* Given task: Below are records; count the lines that contain "Evapotranspiration" and give only the total.

....................

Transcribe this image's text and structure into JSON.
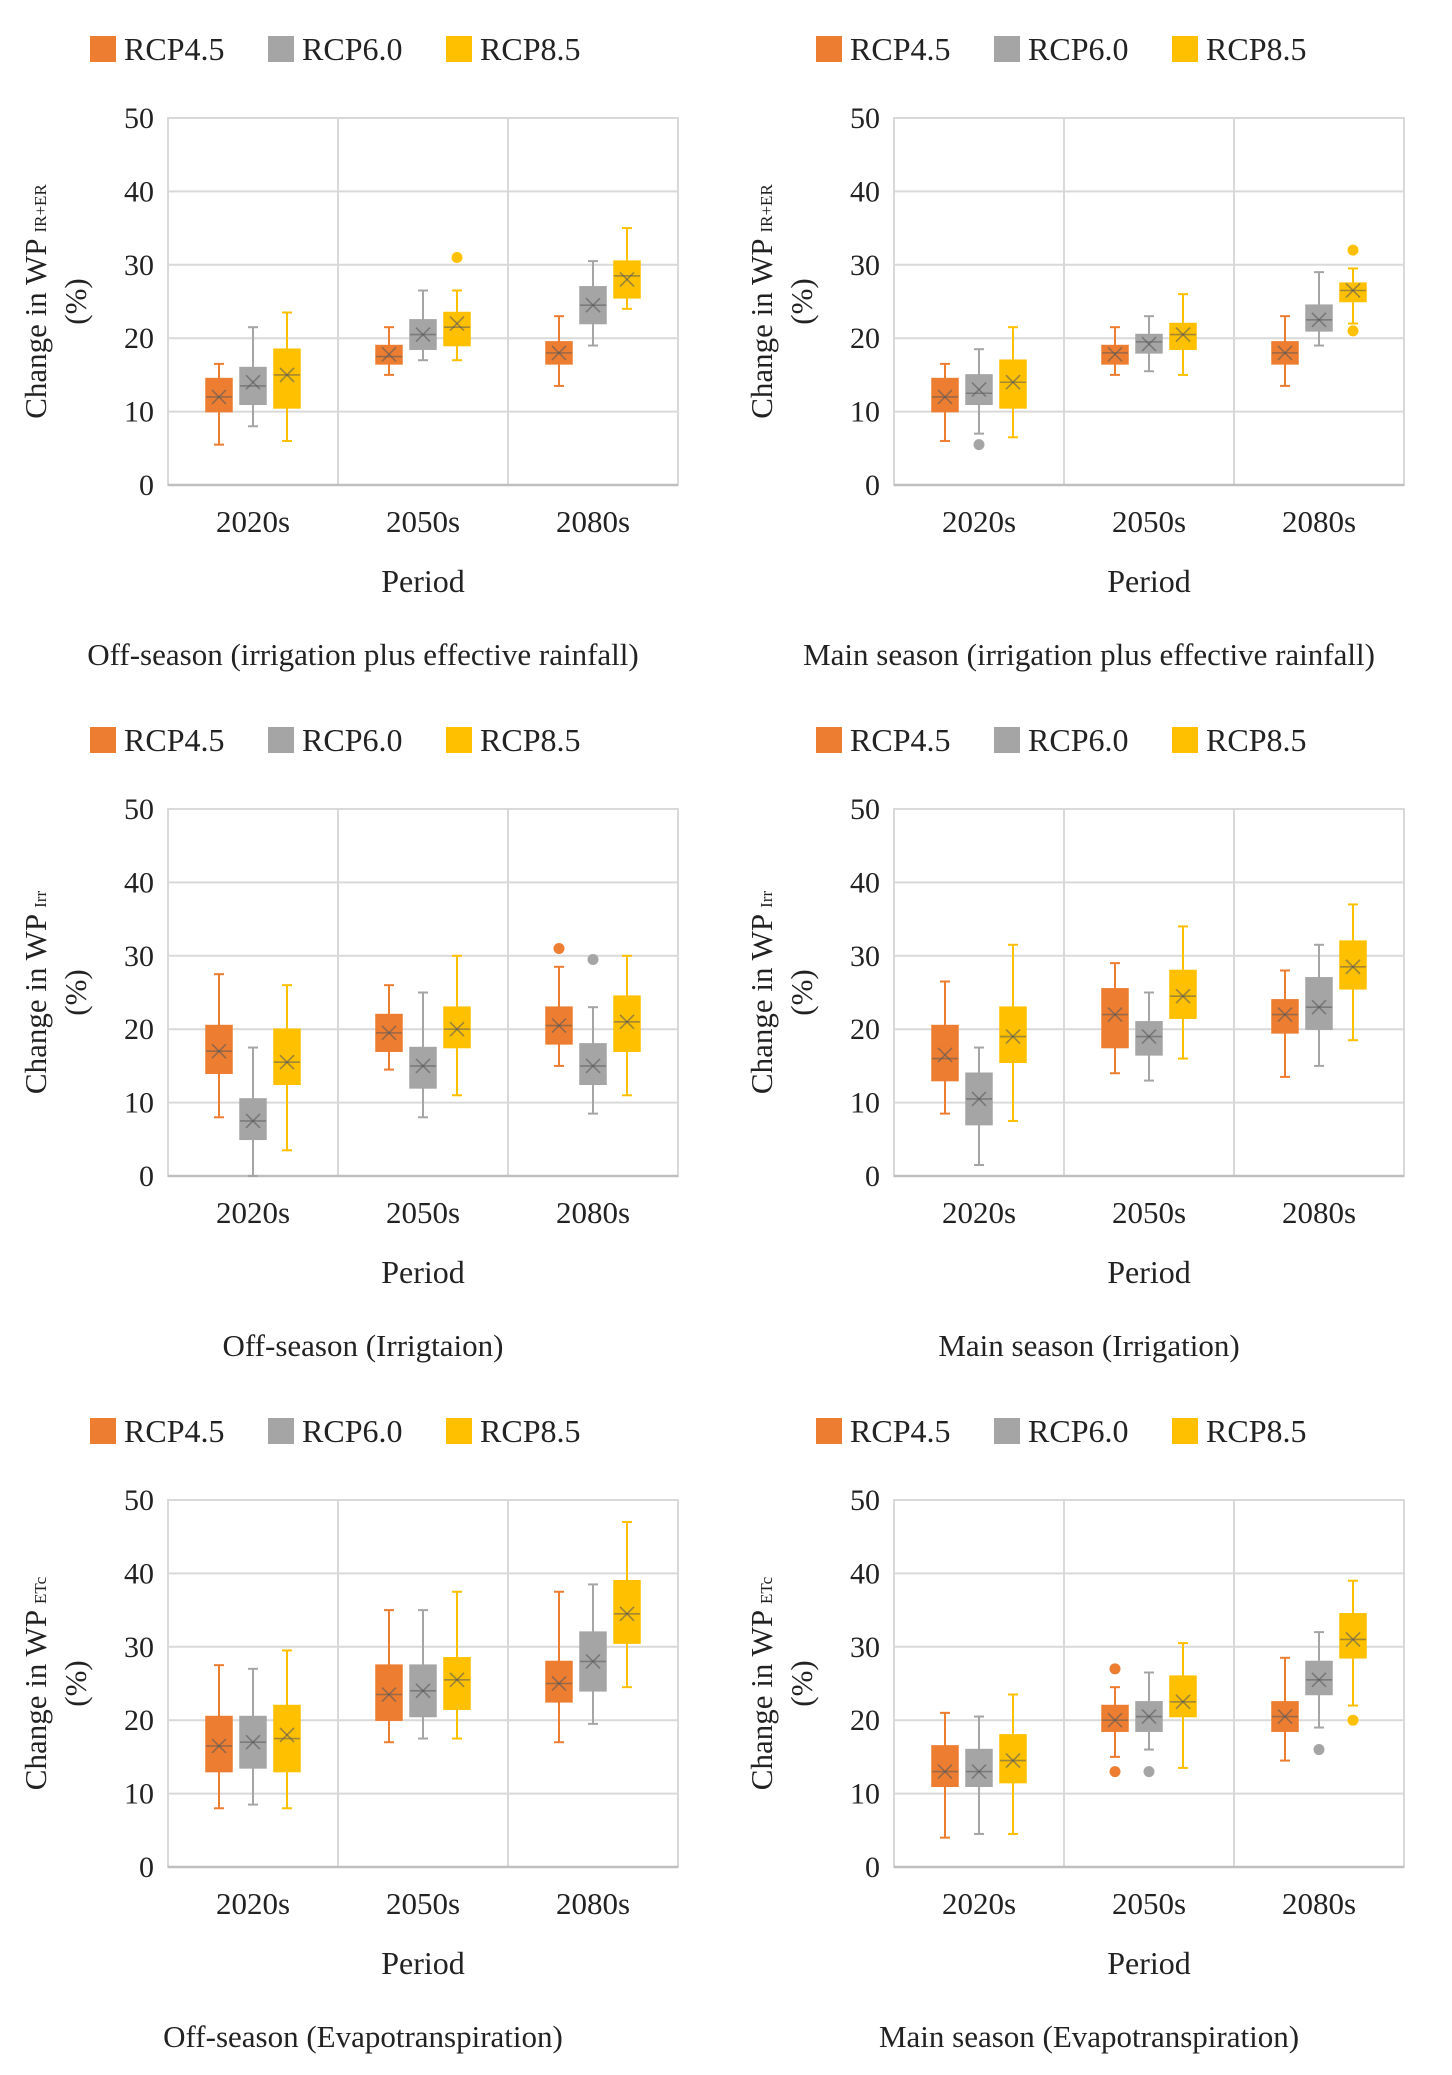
{
  "colors": {
    "rcp45": "#ED7D31",
    "rcp60": "#A5A5A5",
    "rcp85": "#FFC000",
    "grid": "#D9D9D9",
    "axis": "#BFBFBF"
  },
  "chart_data": [
    {
      "type": "box",
      "caption": "Off-season (irrigation plus effective rainfall)",
      "xlabel": "Period",
      "ylabel_main": "Change in WP",
      "ylabel_sub": "IR+ER",
      "ylabel_unit": "(%)",
      "ylim": [
        0,
        50
      ],
      "yticks": [
        "0",
        "10",
        "20",
        "30",
        "40",
        "50"
      ],
      "categories": [
        "2020s",
        "2050s",
        "2080s"
      ],
      "legend": [
        "RCP4.5",
        "RCP6.0",
        "RCP8.5"
      ],
      "series": [
        {
          "name": "RCP4.5",
          "boxes": [
            {
              "min": 5.5,
              "q1": 10,
              "median": 12,
              "q3": 14.5,
              "max": 16.5,
              "mean": 12,
              "outliers": []
            },
            {
              "min": 15,
              "q1": 16.5,
              "median": 17.5,
              "q3": 19,
              "max": 21.5,
              "mean": 17.8,
              "outliers": []
            },
            {
              "min": 13.5,
              "q1": 16.5,
              "median": 18,
              "q3": 19.5,
              "max": 23,
              "mean": 18,
              "outliers": []
            }
          ]
        },
        {
          "name": "RCP6.0",
          "boxes": [
            {
              "min": 8,
              "q1": 11,
              "median": 13.5,
              "q3": 16,
              "max": 21.5,
              "mean": 14,
              "outliers": []
            },
            {
              "min": 17,
              "q1": 18.5,
              "median": 20.5,
              "q3": 22.5,
              "max": 26.5,
              "mean": 20.5,
              "outliers": []
            },
            {
              "min": 19,
              "q1": 22,
              "median": 24.5,
              "q3": 27,
              "max": 30.5,
              "mean": 24.5,
              "outliers": []
            }
          ]
        },
        {
          "name": "RCP8.5",
          "boxes": [
            {
              "min": 6,
              "q1": 10.5,
              "median": 15,
              "q3": 18.5,
              "max": 23.5,
              "mean": 15,
              "outliers": []
            },
            {
              "min": 17,
              "q1": 19,
              "median": 21.5,
              "q3": 23.5,
              "max": 26.5,
              "mean": 22,
              "outliers": [
                31
              ]
            },
            {
              "min": 24,
              "q1": 25.5,
              "median": 28.5,
              "q3": 30.5,
              "max": 35,
              "mean": 28,
              "outliers": []
            }
          ]
        }
      ]
    },
    {
      "type": "box",
      "caption": "Main season (irrigation plus effective rainfall)",
      "xlabel": "Period",
      "ylabel_main": "Change in WP",
      "ylabel_sub": "IR+ER",
      "ylabel_unit": "(%)",
      "ylim": [
        0,
        50
      ],
      "yticks": [
        "0",
        "10",
        "20",
        "30",
        "40",
        "50"
      ],
      "categories": [
        "2020s",
        "2050s",
        "2080s"
      ],
      "legend": [
        "RCP4.5",
        "RCP6.0",
        "RCP8.5"
      ],
      "series": [
        {
          "name": "RCP4.5",
          "boxes": [
            {
              "min": 6,
              "q1": 10,
              "median": 12,
              "q3": 14.5,
              "max": 16.5,
              "mean": 12,
              "outliers": []
            },
            {
              "min": 15,
              "q1": 16.5,
              "median": 18,
              "q3": 19,
              "max": 21.5,
              "mean": 17.8,
              "outliers": []
            },
            {
              "min": 13.5,
              "q1": 16.5,
              "median": 18,
              "q3": 19.5,
              "max": 23,
              "mean": 18,
              "outliers": []
            }
          ]
        },
        {
          "name": "RCP6.0",
          "boxes": [
            {
              "min": 7,
              "q1": 11,
              "median": 12.5,
              "q3": 15,
              "max": 18.5,
              "mean": 13,
              "outliers": [
                5.5
              ]
            },
            {
              "min": 15.5,
              "q1": 18,
              "median": 19.5,
              "q3": 20.5,
              "max": 23,
              "mean": 19.2,
              "outliers": []
            },
            {
              "min": 19,
              "q1": 21,
              "median": 22.5,
              "q3": 24.5,
              "max": 29,
              "mean": 22.5,
              "outliers": []
            }
          ]
        },
        {
          "name": "RCP8.5",
          "boxes": [
            {
              "min": 6.5,
              "q1": 10.5,
              "median": 14,
              "q3": 17,
              "max": 21.5,
              "mean": 14,
              "outliers": []
            },
            {
              "min": 15,
              "q1": 18.5,
              "median": 20.5,
              "q3": 22,
              "max": 26,
              "mean": 20.5,
              "outliers": []
            },
            {
              "min": 22,
              "q1": 25,
              "median": 26.5,
              "q3": 27.5,
              "max": 29.5,
              "mean": 26.5,
              "outliers": [
                21,
                32
              ]
            }
          ]
        }
      ]
    },
    {
      "type": "box",
      "caption": "Off-season (Irrigtaion)",
      "xlabel": "Period",
      "ylabel_main": "Change in  WP",
      "ylabel_sub": "Irr",
      "ylabel_unit": "(%)",
      "ylim": [
        0,
        50
      ],
      "yticks": [
        "0",
        "10",
        "20",
        "30",
        "40",
        "50"
      ],
      "categories": [
        "2020s",
        "2050s",
        "2080s"
      ],
      "legend": [
        "RCP4.5",
        "RCP6.0",
        "RCP8.5"
      ],
      "series": [
        {
          "name": "RCP4.5",
          "boxes": [
            {
              "min": 8,
              "q1": 14,
              "median": 17,
              "q3": 20.5,
              "max": 27.5,
              "mean": 17,
              "outliers": []
            },
            {
              "min": 14.5,
              "q1": 17,
              "median": 19.5,
              "q3": 22,
              "max": 26,
              "mean": 19.5,
              "outliers": []
            },
            {
              "min": 15,
              "q1": 18,
              "median": 20.5,
              "q3": 23,
              "max": 28.5,
              "mean": 20.5,
              "outliers": [
                31
              ]
            }
          ]
        },
        {
          "name": "RCP6.0",
          "boxes": [
            {
              "min": 0,
              "q1": 5,
              "median": 7.5,
              "q3": 10.5,
              "max": 17.5,
              "mean": 7.5,
              "outliers": []
            },
            {
              "min": 8,
              "q1": 12,
              "median": 15,
              "q3": 17.5,
              "max": 25,
              "mean": 15,
              "outliers": []
            },
            {
              "min": 8.5,
              "q1": 12.5,
              "median": 15,
              "q3": 18,
              "max": 23,
              "mean": 15,
              "outliers": [
                29.5
              ]
            }
          ]
        },
        {
          "name": "RCP8.5",
          "boxes": [
            {
              "min": 3.5,
              "q1": 12.5,
              "median": 15.5,
              "q3": 20,
              "max": 26,
              "mean": 15.5,
              "outliers": []
            },
            {
              "min": 11,
              "q1": 17.5,
              "median": 20,
              "q3": 23,
              "max": 30,
              "mean": 20,
              "outliers": []
            },
            {
              "min": 11,
              "q1": 17,
              "median": 21,
              "q3": 24.5,
              "max": 30,
              "mean": 21,
              "outliers": []
            }
          ]
        }
      ]
    },
    {
      "type": "box",
      "caption": "Main season (Irrigation)",
      "xlabel": "Period",
      "ylabel_main": "Change in WP",
      "ylabel_sub": "Irr",
      "ylabel_unit": "(%)",
      "ylim": [
        0,
        50
      ],
      "yticks": [
        "0",
        "10",
        "20",
        "30",
        "40",
        "50"
      ],
      "categories": [
        "2020s",
        "2050s",
        "2080s"
      ],
      "legend": [
        "RCP4.5",
        "RCP6.0",
        "RCP8.5"
      ],
      "series": [
        {
          "name": "RCP4.5",
          "boxes": [
            {
              "min": 8.5,
              "q1": 13,
              "median": 16,
              "q3": 20.5,
              "max": 26.5,
              "mean": 16.5,
              "outliers": []
            },
            {
              "min": 14,
              "q1": 17.5,
              "median": 22,
              "q3": 25.5,
              "max": 29,
              "mean": 22,
              "outliers": []
            },
            {
              "min": 13.5,
              "q1": 19.5,
              "median": 22,
              "q3": 24,
              "max": 28,
              "mean": 22,
              "outliers": []
            }
          ]
        },
        {
          "name": "RCP6.0",
          "boxes": [
            {
              "min": 1.5,
              "q1": 7,
              "median": 10.5,
              "q3": 14,
              "max": 17.5,
              "mean": 10.5,
              "outliers": []
            },
            {
              "min": 13,
              "q1": 16.5,
              "median": 19,
              "q3": 21,
              "max": 25,
              "mean": 19,
              "outliers": []
            },
            {
              "min": 15,
              "q1": 20,
              "median": 23,
              "q3": 27,
              "max": 31.5,
              "mean": 23,
              "outliers": []
            }
          ]
        },
        {
          "name": "RCP8.5",
          "boxes": [
            {
              "min": 7.5,
              "q1": 15.5,
              "median": 19,
              "q3": 23,
              "max": 31.5,
              "mean": 19,
              "outliers": []
            },
            {
              "min": 16,
              "q1": 21.5,
              "median": 24.5,
              "q3": 28,
              "max": 34,
              "mean": 24.5,
              "outliers": []
            },
            {
              "min": 18.5,
              "q1": 25.5,
              "median": 28.5,
              "q3": 32,
              "max": 37,
              "mean": 28.5,
              "outliers": []
            }
          ]
        }
      ]
    },
    {
      "type": "box",
      "caption": "Off-season (Evapotranspiration)",
      "xlabel": "Period",
      "ylabel_main": "Change in WP",
      "ylabel_sub": "ETc",
      "ylabel_unit": "(%)",
      "ylim": [
        0,
        50
      ],
      "yticks": [
        "0",
        "10",
        "20",
        "30",
        "40",
        "50"
      ],
      "categories": [
        "2020s",
        "2050s",
        "2080s"
      ],
      "legend": [
        "RCP4.5",
        "RCP6.0",
        "RCP8.5"
      ],
      "series": [
        {
          "name": "RCP4.5",
          "boxes": [
            {
              "min": 8,
              "q1": 13,
              "median": 16.5,
              "q3": 20.5,
              "max": 27.5,
              "mean": 16.5,
              "outliers": []
            },
            {
              "min": 17,
              "q1": 20,
              "median": 23.5,
              "q3": 27.5,
              "max": 35,
              "mean": 23.5,
              "outliers": []
            },
            {
              "min": 17,
              "q1": 22.5,
              "median": 25,
              "q3": 28,
              "max": 37.5,
              "mean": 25,
              "outliers": []
            }
          ]
        },
        {
          "name": "RCP6.0",
          "boxes": [
            {
              "min": 8.5,
              "q1": 13.5,
              "median": 17,
              "q3": 20.5,
              "max": 27,
              "mean": 17,
              "outliers": []
            },
            {
              "min": 17.5,
              "q1": 20.5,
              "median": 24,
              "q3": 27.5,
              "max": 35,
              "mean": 24,
              "outliers": []
            },
            {
              "min": 19.5,
              "q1": 24,
              "median": 28,
              "q3": 32,
              "max": 38.5,
              "mean": 28,
              "outliers": []
            }
          ]
        },
        {
          "name": "RCP8.5",
          "boxes": [
            {
              "min": 8,
              "q1": 13,
              "median": 17.5,
              "q3": 22,
              "max": 29.5,
              "mean": 18,
              "outliers": []
            },
            {
              "min": 17.5,
              "q1": 21.5,
              "median": 25.5,
              "q3": 28.5,
              "max": 37.5,
              "mean": 25.5,
              "outliers": []
            },
            {
              "min": 24.5,
              "q1": 30.5,
              "median": 34.5,
              "q3": 39,
              "max": 47,
              "mean": 34.5,
              "outliers": []
            }
          ]
        }
      ]
    },
    {
      "type": "box",
      "caption": "Main season (Evapotranspiration)",
      "xlabel": "Period",
      "ylabel_main": "Change in WP",
      "ylabel_sub": "ETc",
      "ylabel_unit": "(%)",
      "ylim": [
        0,
        50
      ],
      "yticks": [
        "0",
        "10",
        "20",
        "30",
        "40",
        "50"
      ],
      "categories": [
        "2020s",
        "2050s",
        "2080s"
      ],
      "legend": [
        "RCP4.5",
        "RCP6.0",
        "RCP8.5"
      ],
      "series": [
        {
          "name": "RCP4.5",
          "boxes": [
            {
              "min": 4,
              "q1": 11,
              "median": 13,
              "q3": 16.5,
              "max": 21,
              "mean": 13,
              "outliers": []
            },
            {
              "min": 15,
              "q1": 18.5,
              "median": 20,
              "q3": 22,
              "max": 24.5,
              "mean": 20,
              "outliers": [
                13,
                27
              ]
            },
            {
              "min": 14.5,
              "q1": 18.5,
              "median": 20.5,
              "q3": 22.5,
              "max": 28.5,
              "mean": 20.5,
              "outliers": []
            }
          ]
        },
        {
          "name": "RCP6.0",
          "boxes": [
            {
              "min": 4.5,
              "q1": 11,
              "median": 13,
              "q3": 16,
              "max": 20.5,
              "mean": 13,
              "outliers": []
            },
            {
              "min": 16,
              "q1": 18.5,
              "median": 20.5,
              "q3": 22.5,
              "max": 26.5,
              "mean": 20.5,
              "outliers": [
                13
              ]
            },
            {
              "min": 19,
              "q1": 23.5,
              "median": 25.5,
              "q3": 28,
              "max": 32,
              "mean": 25.5,
              "outliers": [
                16
              ]
            }
          ]
        },
        {
          "name": "RCP8.5",
          "boxes": [
            {
              "min": 4.5,
              "q1": 11.5,
              "median": 14.5,
              "q3": 18,
              "max": 23.5,
              "mean": 14.5,
              "outliers": []
            },
            {
              "min": 13.5,
              "q1": 20.5,
              "median": 22.5,
              "q3": 26,
              "max": 30.5,
              "mean": 22.5,
              "outliers": []
            },
            {
              "min": 22,
              "q1": 28.5,
              "median": 31,
              "q3": 34.5,
              "max": 39,
              "mean": 31,
              "outliers": [
                20
              ]
            }
          ]
        }
      ]
    }
  ]
}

....................

* Result of the exercise: 2